## Problem details
Transcribe all the entries word for word, but omit the images.

## Recorded data
━━━━━━━━━━━━━━━━━━━━━━━━━━━━━━

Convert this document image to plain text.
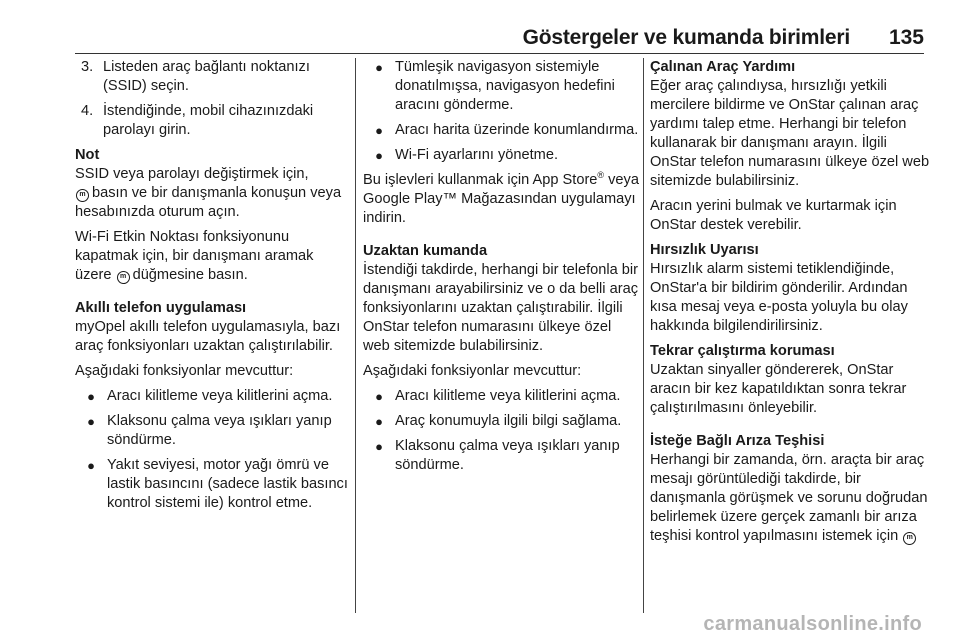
Göstergeler ve kumanda birimleri 135
3. Listeden araç bağlantı noktanızı (SSID) seçin.
4. İstendiğinde, mobil cihazınızdaki parolayı girin.

Not

SSID veya parolayı değiştirmek için,
mbasın ve bir danışmanla konuşun veya hesabınızda oturum açın.

Wi-Fi Etkin Noktası fonksiyonunu kapatmak için, bir danışmanı aramak üzere m düğmesine basın.

Akıllı telefon uygulaması

myOpel akıllı telefon uygulamasıyla, bazı araç fonksiyonları uzaktan çalıştırılabilir.

Aşağıdaki fonksiyonlar mevcuttur:

● Aracı kilitleme veya kilitlerini açma.
● Klaksonu çalma veya ışıkları yanıp söndürme.
● Yakıt seviyesi, motor yağı ömrü ve lastik basıncını (sadece lastik basıncı kontrol sistemi ile) kontrol etme.
● Tümleşik navigasyon sistemiyle donatılmışsa, navigasyon hedefini aracını gönderme.
● Aracı harita üzerinde konumlandırma.
● Wi-Fi ayarlarını yönetme.

Bu işlevleri kullanmak için App Store® veya Google Play™ Mağazasından uygulamayı indirin.

Uzaktan kumanda

İstendiği takdirde, herhangi bir telefonla bir danışmanı arayabilirsiniz ve o da belli araç fonksiyonlarını uzaktan çalıştırabilir. İlgili OnStar telefon numarasını ülkeye özel web sitemizde bulabilirsiniz.

Aşağıdaki fonksiyonlar mevcuttur:

● Aracı kilitleme veya kilitlerini açma.
● Araç konumuyla ilgili bilgi sağlama.
● Klaksonu çalma veya ışıkları yanıp söndürme.

Çalınan Araç Yardımı

Eğer araç çalındıysa, hırsızlığı yetkili mercilere bildirme ve OnStar çalınan araç yardımı talep etme. Herhangi bir telefon kullanarak bir danışmanı arayın. İlgili OnStar telefon numarasını ülkeye özel web sitemizde bulabilirsiniz.

Aracın yerini bulmak ve kurtarmak için OnStar destek verebilir.

Hırsızlık Uyarısı

Hırsızlık alarm sistemi tetiklendiğinde, OnStar'a bir bildirim gönderilir. Ardından kısa mesaj veya e-posta yoluyla bu olay hakkında bilgilendirilirsiniz.

Tekrar çalıştırma koruması

Uzaktan sinyaller göndererek, OnStar aracın bir kez kapatıldıktan sonra tekrar çalıştırılmasını önleyebilir.

İsteğe Bağlı Arıza Teşhisi

Herhangi bir zamanda, örn. araçta bir araç mesajı görüntülediği takdirde, bir danışmanla görüşmek ve sorunu doğrudan belirlemek üzere gerçek zamanlı bir arıza teşhisi kontrol yapılmasını istemek için m

carmanualsonline.info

━━━━━━━━━━━━━━━━━━━━━━━━━━━━━━

## Output
Convert this document image to plain text.
Göstergeler ve kumanda birimleri 135
3. Listeden araç bağlantı noktanızı (SSID) seçin.
4. İstendiğinde, mobil cihazınızdaki parolayı girin.

Not

SSID veya parolayı değiştirmek için,
mbasın ve bir danışmanla konuşun veya hesabınızda oturum açın.

Wi-Fi Etkin Noktası fonksiyonunu kapatmak için, bir danışmanı aramak üzere m düğmesine basın.

Akıllı telefon uygulaması

myOpel akıllı telefon uygulamasıyla, bazı araç fonksiyonları uzaktan çalıştırılabilir.

Aşağıdaki fonksiyonlar mevcuttur:

● Aracı kilitleme veya kilitlerini açma.
● Klaksonu çalma veya ışıkları yanıp söndürme.
● Yakıt seviyesi, motor yağı ömrü ve lastik basıncını (sadece lastik basıncı kontrol sistemi ile) kontrol etme.
● Tümleşik navigasyon sistemiyle donatılmışsa, navigasyon hedefini aracını gönderme.
● Aracı harita üzerinde konumlandırma.
● Wi-Fi ayarlarını yönetme.

Bu işlevleri kullanmak için App Store® veya Google Play™ Mağazasından uygulamayı indirin.

Uzaktan kumanda

İstendiği takdirde, herhangi bir telefonla bir danışmanı arayabilirsiniz ve o da belli araç fonksiyonlarını uzaktan çalıştırabilir. İlgili OnStar telefon numarasını ülkeye özel web sitemizde bulabilirsiniz.

Aşağıdaki fonksiyonlar mevcuttur:

● Aracı kilitleme veya kilitlerini açma.
● Araç konumuyla ilgili bilgi sağlama.
● Klaksonu çalma veya ışıkları yanıp söndürme.

Çalınan Araç Yardımı

Eğer araç çalındıysa, hırsızlığı yetkili mercilere bildirme ve OnStar çalınan araç yardımı talep etme. Herhangi bir telefon kullanarak bir danışmanı arayın. İlgili OnStar telefon numarasını ülkeye özel web sitemizde bulabilirsiniz.

Aracın yerini bulmak ve kurtarmak için OnStar destek verebilir.

Hırsızlık Uyarısı

Hırsızlık alarm sistemi tetiklendiğinde, OnStar'a bir bildirim gönderilir. Ardından kısa mesaj veya e-posta yoluyla bu olay hakkında bilgilendirilirsiniz.

Tekrar çalıştırma koruması

Uzaktan sinyaller göndererek, OnStar aracın bir kez kapatıldıktan sonra tekrar çalıştırılmasını önleyebilir.

İsteğe Bağlı Arıza Teşhisi

Herhangi bir zamanda, örn. araçta bir araç mesajı görüntülediği takdirde, bir danışmanla görüşmek ve sorunu doğrudan belirlemek üzere gerçek zamanlı bir arıza teşhisi kontrol yapılmasını istemek için m

carmanualsonline.info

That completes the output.